# What to work on
Every line with the string "points" should be gathered.

(Records from a dataset)
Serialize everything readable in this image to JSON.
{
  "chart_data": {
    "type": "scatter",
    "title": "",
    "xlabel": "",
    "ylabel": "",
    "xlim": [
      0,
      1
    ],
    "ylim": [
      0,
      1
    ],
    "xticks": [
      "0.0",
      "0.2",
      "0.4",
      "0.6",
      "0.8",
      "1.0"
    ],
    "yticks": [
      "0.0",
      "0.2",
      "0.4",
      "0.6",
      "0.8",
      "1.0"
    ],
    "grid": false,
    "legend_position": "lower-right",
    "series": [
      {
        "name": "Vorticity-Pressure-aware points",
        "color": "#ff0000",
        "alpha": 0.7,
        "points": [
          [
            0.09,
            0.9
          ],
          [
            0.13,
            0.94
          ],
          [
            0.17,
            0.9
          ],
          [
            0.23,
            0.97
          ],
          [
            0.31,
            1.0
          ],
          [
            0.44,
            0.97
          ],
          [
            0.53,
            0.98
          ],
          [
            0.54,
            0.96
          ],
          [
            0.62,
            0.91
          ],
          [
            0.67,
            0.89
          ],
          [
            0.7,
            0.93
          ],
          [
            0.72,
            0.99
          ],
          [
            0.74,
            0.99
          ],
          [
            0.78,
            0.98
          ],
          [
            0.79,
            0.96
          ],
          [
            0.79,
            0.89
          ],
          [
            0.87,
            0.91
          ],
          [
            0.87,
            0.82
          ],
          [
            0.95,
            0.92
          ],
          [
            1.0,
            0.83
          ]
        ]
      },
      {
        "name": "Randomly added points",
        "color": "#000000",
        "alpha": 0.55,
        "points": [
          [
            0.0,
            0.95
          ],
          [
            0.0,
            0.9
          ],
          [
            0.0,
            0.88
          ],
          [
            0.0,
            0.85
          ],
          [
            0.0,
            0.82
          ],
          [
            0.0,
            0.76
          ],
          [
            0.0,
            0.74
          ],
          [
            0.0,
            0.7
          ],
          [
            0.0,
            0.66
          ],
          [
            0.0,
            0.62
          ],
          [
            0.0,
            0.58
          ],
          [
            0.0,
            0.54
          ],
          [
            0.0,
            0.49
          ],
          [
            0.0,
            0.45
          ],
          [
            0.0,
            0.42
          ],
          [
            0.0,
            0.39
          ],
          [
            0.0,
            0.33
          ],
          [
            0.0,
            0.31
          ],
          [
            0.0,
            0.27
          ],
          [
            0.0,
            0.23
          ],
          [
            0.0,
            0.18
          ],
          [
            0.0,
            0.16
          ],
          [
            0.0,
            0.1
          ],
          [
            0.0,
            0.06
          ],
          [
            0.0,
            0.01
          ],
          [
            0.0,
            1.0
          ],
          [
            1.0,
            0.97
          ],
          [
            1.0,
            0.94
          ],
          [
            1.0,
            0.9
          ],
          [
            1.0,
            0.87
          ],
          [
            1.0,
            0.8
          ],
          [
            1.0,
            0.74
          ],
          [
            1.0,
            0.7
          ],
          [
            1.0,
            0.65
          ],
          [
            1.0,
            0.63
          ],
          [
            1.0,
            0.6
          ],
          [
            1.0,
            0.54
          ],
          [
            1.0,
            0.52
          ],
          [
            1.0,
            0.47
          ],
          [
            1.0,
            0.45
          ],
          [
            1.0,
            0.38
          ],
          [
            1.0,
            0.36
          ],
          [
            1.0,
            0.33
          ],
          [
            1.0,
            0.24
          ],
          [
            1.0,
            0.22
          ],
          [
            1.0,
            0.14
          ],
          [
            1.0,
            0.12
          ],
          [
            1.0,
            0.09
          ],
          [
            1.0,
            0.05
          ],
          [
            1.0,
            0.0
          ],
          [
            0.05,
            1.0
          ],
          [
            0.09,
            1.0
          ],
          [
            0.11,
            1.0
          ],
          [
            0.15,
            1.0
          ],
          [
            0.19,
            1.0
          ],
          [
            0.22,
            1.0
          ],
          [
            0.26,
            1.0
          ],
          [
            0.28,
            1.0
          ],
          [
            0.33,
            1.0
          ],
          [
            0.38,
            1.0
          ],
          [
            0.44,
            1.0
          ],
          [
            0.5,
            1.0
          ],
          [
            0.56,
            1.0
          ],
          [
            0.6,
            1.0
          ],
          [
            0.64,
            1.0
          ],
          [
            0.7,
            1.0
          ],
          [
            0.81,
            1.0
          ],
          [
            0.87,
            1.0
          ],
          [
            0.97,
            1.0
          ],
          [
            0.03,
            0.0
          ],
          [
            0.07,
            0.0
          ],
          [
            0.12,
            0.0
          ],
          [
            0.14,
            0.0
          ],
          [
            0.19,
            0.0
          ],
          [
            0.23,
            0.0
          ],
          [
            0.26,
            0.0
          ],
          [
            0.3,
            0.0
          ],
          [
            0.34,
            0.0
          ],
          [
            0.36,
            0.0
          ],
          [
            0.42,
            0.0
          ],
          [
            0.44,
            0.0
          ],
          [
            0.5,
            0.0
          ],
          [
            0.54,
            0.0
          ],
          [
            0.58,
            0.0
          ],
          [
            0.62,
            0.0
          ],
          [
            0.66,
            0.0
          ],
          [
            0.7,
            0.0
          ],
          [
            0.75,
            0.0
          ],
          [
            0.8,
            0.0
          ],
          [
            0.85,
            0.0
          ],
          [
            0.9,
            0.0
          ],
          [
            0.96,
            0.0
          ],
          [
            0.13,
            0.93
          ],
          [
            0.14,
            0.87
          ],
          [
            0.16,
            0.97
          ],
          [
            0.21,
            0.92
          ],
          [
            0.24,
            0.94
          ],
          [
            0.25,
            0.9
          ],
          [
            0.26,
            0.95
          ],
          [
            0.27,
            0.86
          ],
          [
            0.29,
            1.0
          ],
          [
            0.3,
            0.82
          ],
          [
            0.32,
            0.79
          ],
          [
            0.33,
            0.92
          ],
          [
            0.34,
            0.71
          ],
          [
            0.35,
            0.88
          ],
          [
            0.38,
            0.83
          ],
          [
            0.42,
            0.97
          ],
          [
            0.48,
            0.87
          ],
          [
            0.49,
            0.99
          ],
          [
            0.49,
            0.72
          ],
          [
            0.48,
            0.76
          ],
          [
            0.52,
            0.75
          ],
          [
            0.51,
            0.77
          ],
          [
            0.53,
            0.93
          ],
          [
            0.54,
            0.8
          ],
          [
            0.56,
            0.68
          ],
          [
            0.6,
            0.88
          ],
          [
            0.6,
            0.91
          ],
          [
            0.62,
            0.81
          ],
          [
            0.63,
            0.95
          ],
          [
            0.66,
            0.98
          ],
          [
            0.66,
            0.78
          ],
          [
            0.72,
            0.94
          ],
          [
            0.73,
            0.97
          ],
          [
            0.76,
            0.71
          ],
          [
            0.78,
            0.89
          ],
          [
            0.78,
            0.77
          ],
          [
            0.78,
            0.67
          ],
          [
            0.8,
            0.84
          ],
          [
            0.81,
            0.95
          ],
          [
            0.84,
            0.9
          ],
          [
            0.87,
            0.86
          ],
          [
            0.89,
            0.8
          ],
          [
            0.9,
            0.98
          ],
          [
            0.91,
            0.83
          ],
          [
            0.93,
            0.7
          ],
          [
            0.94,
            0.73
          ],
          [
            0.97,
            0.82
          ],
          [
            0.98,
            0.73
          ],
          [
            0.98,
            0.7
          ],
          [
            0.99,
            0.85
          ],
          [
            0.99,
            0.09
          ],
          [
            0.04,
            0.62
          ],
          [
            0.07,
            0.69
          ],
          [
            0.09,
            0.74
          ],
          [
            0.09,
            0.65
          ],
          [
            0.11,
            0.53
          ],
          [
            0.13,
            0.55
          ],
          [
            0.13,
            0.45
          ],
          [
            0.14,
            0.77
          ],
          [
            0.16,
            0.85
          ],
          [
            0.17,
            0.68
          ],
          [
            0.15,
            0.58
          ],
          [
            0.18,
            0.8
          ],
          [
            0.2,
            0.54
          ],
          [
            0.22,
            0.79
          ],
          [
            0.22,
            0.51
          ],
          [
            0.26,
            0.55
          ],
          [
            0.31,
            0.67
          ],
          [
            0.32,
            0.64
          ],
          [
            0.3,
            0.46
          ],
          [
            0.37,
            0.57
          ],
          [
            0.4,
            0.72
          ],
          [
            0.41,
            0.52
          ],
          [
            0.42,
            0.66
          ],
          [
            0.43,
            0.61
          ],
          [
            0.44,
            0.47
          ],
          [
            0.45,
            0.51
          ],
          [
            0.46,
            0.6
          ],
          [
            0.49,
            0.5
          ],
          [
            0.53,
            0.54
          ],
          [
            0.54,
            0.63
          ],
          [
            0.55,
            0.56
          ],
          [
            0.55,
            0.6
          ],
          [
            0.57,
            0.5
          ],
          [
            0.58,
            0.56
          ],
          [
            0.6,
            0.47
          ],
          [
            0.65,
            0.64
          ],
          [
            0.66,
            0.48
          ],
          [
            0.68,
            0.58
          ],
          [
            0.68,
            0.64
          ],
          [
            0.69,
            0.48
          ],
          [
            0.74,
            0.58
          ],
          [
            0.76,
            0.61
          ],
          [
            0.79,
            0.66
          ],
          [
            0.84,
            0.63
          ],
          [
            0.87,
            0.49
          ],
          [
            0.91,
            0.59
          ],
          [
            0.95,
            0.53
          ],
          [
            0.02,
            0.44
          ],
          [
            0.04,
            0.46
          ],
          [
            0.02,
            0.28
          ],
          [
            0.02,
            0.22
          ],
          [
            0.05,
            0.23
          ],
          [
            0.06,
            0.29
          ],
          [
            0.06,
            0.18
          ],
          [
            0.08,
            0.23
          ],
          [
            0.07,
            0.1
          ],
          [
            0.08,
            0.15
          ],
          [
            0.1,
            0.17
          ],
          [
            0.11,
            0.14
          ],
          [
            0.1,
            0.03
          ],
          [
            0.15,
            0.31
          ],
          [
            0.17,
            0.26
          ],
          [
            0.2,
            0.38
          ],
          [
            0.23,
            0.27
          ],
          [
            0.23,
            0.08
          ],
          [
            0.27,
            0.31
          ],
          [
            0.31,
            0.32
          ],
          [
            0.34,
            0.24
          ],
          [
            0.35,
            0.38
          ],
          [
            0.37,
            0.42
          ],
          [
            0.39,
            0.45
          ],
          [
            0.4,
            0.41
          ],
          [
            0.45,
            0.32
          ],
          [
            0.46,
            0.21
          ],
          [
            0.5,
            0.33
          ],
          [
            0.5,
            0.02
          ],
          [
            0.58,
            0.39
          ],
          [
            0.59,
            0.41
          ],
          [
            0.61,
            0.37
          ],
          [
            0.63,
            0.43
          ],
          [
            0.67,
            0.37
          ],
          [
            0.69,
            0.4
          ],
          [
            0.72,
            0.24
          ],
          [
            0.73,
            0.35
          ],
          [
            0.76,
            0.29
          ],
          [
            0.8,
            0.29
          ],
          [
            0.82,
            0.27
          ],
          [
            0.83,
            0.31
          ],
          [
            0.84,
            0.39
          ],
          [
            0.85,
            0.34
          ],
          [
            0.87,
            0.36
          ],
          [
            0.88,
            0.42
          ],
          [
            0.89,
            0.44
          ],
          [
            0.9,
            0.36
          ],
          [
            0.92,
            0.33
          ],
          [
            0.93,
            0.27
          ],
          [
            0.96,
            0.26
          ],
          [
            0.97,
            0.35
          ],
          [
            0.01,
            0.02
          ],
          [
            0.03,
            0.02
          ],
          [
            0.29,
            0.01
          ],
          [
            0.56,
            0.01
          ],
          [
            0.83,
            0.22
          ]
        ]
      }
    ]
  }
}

# Correct response
        "name": "Vorticity-Pressure-aware points",
        "points": [
        "name": "Randomly added points",
        "points": [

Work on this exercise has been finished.